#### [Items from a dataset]
--- --- ---

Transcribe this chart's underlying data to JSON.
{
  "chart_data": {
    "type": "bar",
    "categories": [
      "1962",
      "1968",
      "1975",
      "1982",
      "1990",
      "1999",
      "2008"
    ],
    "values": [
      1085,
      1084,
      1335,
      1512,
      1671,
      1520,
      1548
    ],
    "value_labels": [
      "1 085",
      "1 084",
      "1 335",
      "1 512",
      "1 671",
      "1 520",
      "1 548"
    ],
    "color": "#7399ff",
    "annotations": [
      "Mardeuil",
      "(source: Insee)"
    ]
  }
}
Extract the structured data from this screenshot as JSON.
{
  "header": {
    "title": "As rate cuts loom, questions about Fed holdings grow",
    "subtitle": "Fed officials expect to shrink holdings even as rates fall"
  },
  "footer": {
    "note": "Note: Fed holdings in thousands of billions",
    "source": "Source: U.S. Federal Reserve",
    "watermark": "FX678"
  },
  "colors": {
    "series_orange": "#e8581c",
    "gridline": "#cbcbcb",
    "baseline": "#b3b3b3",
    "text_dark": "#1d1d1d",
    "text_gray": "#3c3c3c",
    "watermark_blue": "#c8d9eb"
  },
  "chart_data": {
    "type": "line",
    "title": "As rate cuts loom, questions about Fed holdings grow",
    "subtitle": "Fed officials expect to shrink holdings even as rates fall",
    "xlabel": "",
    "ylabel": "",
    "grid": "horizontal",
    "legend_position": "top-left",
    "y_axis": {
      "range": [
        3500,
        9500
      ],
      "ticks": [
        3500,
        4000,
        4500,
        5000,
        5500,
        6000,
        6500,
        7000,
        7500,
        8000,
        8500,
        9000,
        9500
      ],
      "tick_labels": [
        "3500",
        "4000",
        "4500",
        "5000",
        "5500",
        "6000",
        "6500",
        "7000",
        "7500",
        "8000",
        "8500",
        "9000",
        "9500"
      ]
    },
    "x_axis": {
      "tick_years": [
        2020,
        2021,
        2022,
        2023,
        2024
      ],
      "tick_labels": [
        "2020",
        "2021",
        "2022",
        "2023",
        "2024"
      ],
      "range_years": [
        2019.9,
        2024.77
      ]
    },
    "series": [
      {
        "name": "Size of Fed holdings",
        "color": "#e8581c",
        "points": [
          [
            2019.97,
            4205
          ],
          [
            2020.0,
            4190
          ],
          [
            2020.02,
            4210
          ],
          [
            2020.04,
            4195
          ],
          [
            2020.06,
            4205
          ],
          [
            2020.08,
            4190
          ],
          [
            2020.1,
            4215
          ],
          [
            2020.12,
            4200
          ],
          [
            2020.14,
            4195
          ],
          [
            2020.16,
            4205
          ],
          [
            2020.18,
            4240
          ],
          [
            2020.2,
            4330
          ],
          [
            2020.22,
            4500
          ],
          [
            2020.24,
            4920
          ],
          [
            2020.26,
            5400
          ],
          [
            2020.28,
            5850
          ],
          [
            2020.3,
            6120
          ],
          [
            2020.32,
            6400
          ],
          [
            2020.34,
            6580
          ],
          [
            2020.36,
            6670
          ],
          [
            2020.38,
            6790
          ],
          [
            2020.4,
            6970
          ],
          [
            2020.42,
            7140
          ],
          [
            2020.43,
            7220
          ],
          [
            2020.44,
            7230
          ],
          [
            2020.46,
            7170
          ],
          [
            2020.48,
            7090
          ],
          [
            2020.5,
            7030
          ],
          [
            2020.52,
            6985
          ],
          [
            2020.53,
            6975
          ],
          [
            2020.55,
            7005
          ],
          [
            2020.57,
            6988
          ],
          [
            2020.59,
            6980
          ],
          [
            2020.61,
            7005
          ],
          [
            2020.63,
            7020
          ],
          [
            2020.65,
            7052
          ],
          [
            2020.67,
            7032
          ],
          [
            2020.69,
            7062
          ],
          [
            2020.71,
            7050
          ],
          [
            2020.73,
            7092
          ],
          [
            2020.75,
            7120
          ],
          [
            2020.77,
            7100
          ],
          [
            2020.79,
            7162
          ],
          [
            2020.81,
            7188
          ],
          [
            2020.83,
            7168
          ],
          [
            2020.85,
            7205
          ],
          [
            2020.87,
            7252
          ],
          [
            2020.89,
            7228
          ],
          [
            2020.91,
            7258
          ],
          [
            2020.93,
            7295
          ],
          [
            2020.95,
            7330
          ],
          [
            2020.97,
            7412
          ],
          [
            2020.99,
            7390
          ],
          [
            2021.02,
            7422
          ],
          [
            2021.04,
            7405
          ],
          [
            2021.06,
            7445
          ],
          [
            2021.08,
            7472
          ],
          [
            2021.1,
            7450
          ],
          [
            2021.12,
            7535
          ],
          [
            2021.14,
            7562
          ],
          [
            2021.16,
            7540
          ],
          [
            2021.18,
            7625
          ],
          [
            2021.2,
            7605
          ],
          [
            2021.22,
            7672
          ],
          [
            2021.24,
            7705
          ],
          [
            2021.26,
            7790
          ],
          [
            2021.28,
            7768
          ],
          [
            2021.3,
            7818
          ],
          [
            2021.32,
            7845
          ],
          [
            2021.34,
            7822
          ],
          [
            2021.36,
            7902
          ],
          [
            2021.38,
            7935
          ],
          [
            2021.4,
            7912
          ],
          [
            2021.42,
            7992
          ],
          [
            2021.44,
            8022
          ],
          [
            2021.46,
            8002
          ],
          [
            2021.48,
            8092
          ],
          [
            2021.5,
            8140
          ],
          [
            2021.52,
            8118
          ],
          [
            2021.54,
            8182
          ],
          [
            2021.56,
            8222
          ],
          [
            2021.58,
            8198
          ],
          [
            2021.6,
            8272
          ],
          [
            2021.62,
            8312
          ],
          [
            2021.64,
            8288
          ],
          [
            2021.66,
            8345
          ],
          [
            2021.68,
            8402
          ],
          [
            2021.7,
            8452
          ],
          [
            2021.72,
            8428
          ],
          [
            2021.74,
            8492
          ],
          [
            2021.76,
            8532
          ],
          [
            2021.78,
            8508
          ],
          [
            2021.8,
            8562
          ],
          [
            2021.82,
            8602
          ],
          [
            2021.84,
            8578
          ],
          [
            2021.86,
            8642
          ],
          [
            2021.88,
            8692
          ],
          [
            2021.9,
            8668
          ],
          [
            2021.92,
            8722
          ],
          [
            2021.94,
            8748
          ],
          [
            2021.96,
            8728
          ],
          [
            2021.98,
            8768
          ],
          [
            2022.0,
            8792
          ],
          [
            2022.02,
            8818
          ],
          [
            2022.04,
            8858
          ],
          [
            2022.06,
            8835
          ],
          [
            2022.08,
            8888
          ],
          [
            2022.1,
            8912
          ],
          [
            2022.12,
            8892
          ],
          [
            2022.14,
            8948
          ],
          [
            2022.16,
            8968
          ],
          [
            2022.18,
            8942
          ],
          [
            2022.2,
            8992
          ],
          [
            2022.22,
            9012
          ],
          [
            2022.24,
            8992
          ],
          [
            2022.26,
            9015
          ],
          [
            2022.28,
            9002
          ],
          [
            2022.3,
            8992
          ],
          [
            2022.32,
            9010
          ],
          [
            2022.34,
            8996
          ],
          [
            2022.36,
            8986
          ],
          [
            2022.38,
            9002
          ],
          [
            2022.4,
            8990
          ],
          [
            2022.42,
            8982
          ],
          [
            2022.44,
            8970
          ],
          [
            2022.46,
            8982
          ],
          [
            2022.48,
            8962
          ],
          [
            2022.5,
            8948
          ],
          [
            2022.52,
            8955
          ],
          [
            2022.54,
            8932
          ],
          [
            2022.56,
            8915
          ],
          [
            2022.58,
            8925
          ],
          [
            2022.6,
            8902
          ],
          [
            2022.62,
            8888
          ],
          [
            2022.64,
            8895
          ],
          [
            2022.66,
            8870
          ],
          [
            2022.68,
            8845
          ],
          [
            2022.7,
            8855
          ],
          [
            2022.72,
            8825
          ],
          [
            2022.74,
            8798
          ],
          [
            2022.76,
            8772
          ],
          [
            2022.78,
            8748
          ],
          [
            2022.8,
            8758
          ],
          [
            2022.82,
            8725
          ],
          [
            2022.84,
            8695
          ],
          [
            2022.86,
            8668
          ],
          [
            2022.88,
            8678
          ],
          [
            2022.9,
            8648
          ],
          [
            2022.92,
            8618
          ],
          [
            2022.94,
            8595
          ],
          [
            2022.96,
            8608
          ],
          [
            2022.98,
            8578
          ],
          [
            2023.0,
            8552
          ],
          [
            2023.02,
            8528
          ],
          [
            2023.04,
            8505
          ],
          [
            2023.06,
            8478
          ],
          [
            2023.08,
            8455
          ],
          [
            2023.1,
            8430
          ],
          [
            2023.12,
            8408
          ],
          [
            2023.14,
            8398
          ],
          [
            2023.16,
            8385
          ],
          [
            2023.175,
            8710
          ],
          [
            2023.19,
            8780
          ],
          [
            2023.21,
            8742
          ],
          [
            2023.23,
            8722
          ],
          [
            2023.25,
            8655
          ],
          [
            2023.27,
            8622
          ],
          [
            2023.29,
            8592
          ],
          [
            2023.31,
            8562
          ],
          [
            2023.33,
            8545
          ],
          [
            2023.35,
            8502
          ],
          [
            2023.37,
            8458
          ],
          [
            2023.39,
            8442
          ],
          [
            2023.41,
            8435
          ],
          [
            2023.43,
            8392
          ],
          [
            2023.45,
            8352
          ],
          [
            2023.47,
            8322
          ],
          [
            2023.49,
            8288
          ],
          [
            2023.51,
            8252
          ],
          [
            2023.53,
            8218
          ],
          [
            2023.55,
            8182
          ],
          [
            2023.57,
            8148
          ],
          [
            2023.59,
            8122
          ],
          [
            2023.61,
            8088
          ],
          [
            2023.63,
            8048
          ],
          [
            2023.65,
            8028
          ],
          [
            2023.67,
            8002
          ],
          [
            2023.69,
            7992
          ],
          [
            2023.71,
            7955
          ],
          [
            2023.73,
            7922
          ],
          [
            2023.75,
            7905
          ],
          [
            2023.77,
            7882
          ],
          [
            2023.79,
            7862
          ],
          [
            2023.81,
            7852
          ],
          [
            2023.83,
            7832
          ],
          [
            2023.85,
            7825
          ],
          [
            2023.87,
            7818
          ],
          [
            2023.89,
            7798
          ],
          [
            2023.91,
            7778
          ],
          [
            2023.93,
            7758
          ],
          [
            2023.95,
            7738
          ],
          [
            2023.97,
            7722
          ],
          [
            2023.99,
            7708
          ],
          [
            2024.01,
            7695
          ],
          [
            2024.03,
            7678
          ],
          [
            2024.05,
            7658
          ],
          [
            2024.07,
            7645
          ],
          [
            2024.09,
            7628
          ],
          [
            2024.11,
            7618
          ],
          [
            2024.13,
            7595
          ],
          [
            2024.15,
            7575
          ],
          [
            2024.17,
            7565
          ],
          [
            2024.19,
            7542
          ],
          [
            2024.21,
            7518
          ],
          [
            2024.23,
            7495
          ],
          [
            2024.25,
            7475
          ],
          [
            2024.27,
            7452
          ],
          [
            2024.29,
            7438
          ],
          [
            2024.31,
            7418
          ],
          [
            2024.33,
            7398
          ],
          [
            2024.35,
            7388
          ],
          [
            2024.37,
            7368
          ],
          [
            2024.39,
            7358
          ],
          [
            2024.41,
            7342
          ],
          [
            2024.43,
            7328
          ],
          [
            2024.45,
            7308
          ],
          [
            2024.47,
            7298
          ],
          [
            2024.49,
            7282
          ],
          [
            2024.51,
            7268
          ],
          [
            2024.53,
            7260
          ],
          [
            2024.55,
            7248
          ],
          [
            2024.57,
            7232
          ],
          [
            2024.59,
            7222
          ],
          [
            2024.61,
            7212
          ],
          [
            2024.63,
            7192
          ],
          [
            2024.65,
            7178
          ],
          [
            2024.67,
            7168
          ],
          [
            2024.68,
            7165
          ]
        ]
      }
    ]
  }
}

--- --- ---

Each line containing the word "even" counts once; say how many such lines there are, giving only the number.

#### [RESULT OF THIS EXERCISE]
2